## [Set task]
Omit every picture while repeating the entries exactly.

[Records contained in a dataset]
════════════════════
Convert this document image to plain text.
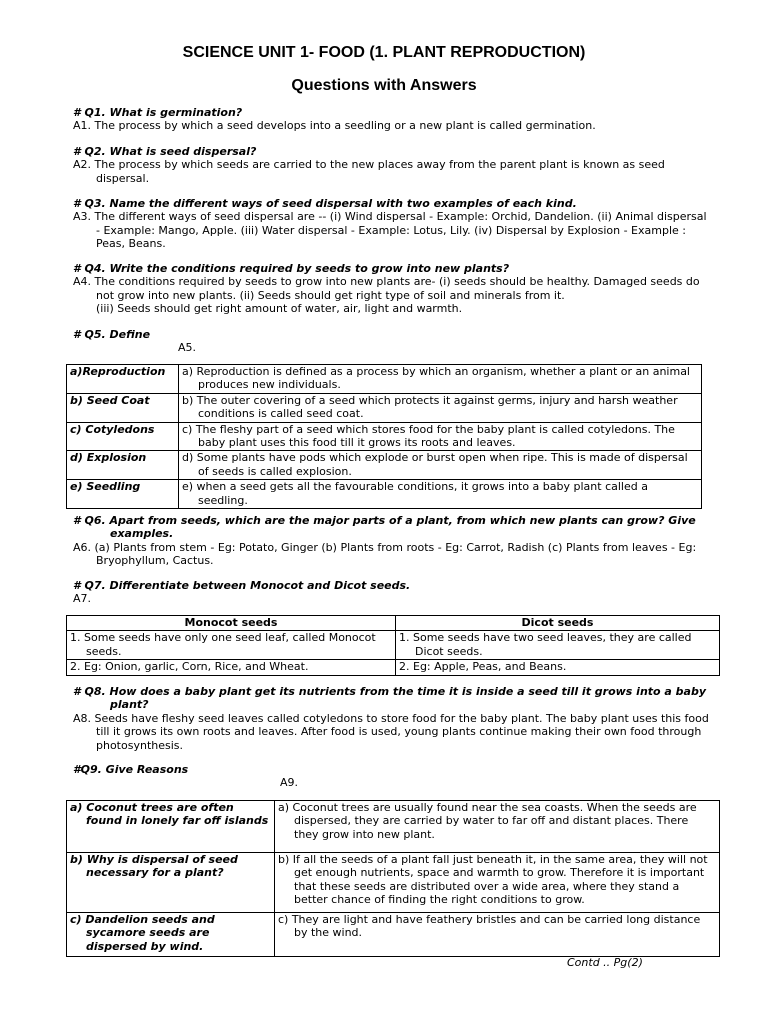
SCIENCE UNIT 1- FOOD (1. PLANT REPRODUCTION)
Questions with Answers
# Q1. What is germination?
A1. The process by which a seed develops into a seedling or a new plant is called germination.
# Q2. What is seed dispersal?
A2. The process by which seeds are carried to the new places away from the parent plant is known as seed dispersal.
# Q3. Name the different ways of seed dispersal with two examples of each kind.
A3. The different ways of seed dispersal are -- (i) Wind dispersal - Example: Orchid, Dandelion. (ii) Animal dispersal - Example: Mango, Apple. (iii) Water dispersal - Example: Lotus, Lily. (iv) Dispersal by Explosion - Example : Peas, Beans.
# Q4. Write the conditions required by seeds to grow into new plants?
A4. The conditions required by seeds to grow into new plants are- (i) seeds should be healthy. Damaged seeds do not grow into new plants. (ii) Seeds should get right type of soil and minerals from it.
(iii) Seeds should get right amount of water, air, light and warmth.
# Q5. Define
A5.
a)Reproduction	a) Reproduction is defined as a process by which an organism, whether a plant or an animal produces new individuals.
b) Seed Coat	b) The outer covering of a seed which protects it against germs, injury and harsh weather conditions is called seed coat.
c) Cotyledons	c) The fleshy part of a seed which stores food for the baby plant is called cotyledons. The baby plant uses this food till it grows its roots and leaves.
d) Explosion	d) Some plants have pods which explode or burst open when ripe. This is made of dispersal of seeds is called explosion.
e) Seedling	e) when a seed gets all the favourable conditions, it grows into a baby plant called a seedling.
# Q6. Apart from seeds, which are the major parts of a plant, from which new plants can grow? Give examples.
A6. (a) Plants from stem - Eg: Potato, Ginger (b) Plants from roots - Eg: Carrot, Radish (c) Plants from leaves - Eg: Bryophyllum, Cactus.
# Q7. Differentiate between Monocot and Dicot seeds.
A7.
Monocot seeds	Dicot seeds
1. Some seeds have only one seed leaf, called Monocot seeds.	1. Some seeds have two seed leaves, they are called Dicot seeds.
2. Eg: Onion, garlic, Corn, Rice, and Wheat.	2. Eg: Apple, Peas, and Beans.
# Q8. How does a baby plant get its nutrients from the time it is inside a seed till it grows into a baby plant?
A8. Seeds have fleshy seed leaves called cotyledons to store food for the baby plant. The baby plant uses this food till it grows its own roots and leaves. After food is used, young plants continue making their own food through photosynthesis.
#Q9. Give Reasons
A9.
a) Coconut trees are often found in lonely far off islands	a) Coconut trees are usually found near the sea coasts. When the seeds are dispersed, they are carried by water to far off and distant places. There they grow into new plant.
b) Why is dispersal of seed necessary for a plant?	b) If all the seeds of a plant fall just beneath it, in the same area, they will not get enough nutrients, space and warmth to grow. Therefore it is important that these seeds are distributed over a wide area, where they stand a better chance of finding the right conditions to grow.
c) Dandelion seeds and sycamore seeds are dispersed by wind.	c) They are light and have feathery bristles and can be carried long distance by the wind.
Contd .. Pg(2)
════════════════════
## [Solution to this task]
Convert this document image to plain text.
SCIENCE UNIT 1- FOOD (1. PLANT REPRODUCTION)
Questions with Answers
# Q1. What is germination?
A1. The process by which a seed develops into a seedling or a new plant is called germination.
# Q2. What is seed dispersal?
A2. The process by which seeds are carried to the new places away from the parent plant is known as seed dispersal.
# Q3. Name the different ways of seed dispersal with two examples of each kind.
A3. The different ways of seed dispersal are -- (i) Wind dispersal - Example: Orchid, Dandelion. (ii) Animal dispersal - Example: Mango, Apple. (iii) Water dispersal - Example: Lotus, Lily. (iv) Dispersal by Explosion - Example : Peas, Beans.
# Q4. Write the conditions required by seeds to grow into new plants?
A4. The conditions required by seeds to grow into new plants are- (i) seeds should be healthy. Damaged seeds do not grow into new plants. (ii) Seeds should get right type of soil and minerals from it.
(iii) Seeds should get right amount of water, air, light and warmth.
# Q5. Define
A5.
a)Reproduction	a) Reproduction is defined as a process by which an organism, whether a plant or an animal produces new individuals.
b) Seed Coat	b) The outer covering of a seed which protects it against germs, injury and harsh weather conditions is called seed coat.
c) Cotyledons	c) The fleshy part of a seed which stores food for the baby plant is called cotyledons. The baby plant uses this food till it grows its roots and leaves.
d) Explosion	d) Some plants have pods which explode or burst open when ripe. This is made of dispersal of seeds is called explosion.
e) Seedling	e) when a seed gets all the favourable conditions, it grows into a baby plant called a seedling.
# Q6. Apart from seeds, which are the major parts of a plant, from which new plants can grow? Give examples.
A6. (a) Plants from stem - Eg: Potato, Ginger (b) Plants from roots - Eg: Carrot, Radish (c) Plants from leaves - Eg: Bryophyllum, Cactus.
# Q7. Differentiate between Monocot and Dicot seeds.
A7.
Monocot seeds	Dicot seeds
1. Some seeds have only one seed leaf, called Monocot seeds.	1. Some seeds have two seed leaves, they are called Dicot seeds.
2. Eg: Onion, garlic, Corn, Rice, and Wheat.	2. Eg: Apple, Peas, and Beans.
# Q8. How does a baby plant get its nutrients from the time it is inside a seed till it grows into a baby plant?
A8. Seeds have fleshy seed leaves called cotyledons to store food for the baby plant. The baby plant uses this food till it grows its own roots and leaves. After food is used, young plants continue making their own food through photosynthesis.
#Q9. Give Reasons
A9.
a) Coconut trees are often found in lonely far off islands	a) Coconut trees are usually found near the sea coasts. When the seeds are dispersed, they are carried by water to far off and distant places. There they grow into new plant.
b) Why is dispersal of seed necessary for a plant?	b) If all the seeds of a plant fall just beneath it, in the same area, they will not get enough nutrients, space and warmth to grow. Therefore it is important that these seeds are distributed over a wide area, where they stand a better chance of finding the right conditions to grow.
c) Dandelion seeds and sycamore seeds are dispersed by wind.	c) They are light and have feathery bristles and can be carried long distance by the wind.
Contd .. Pg(2)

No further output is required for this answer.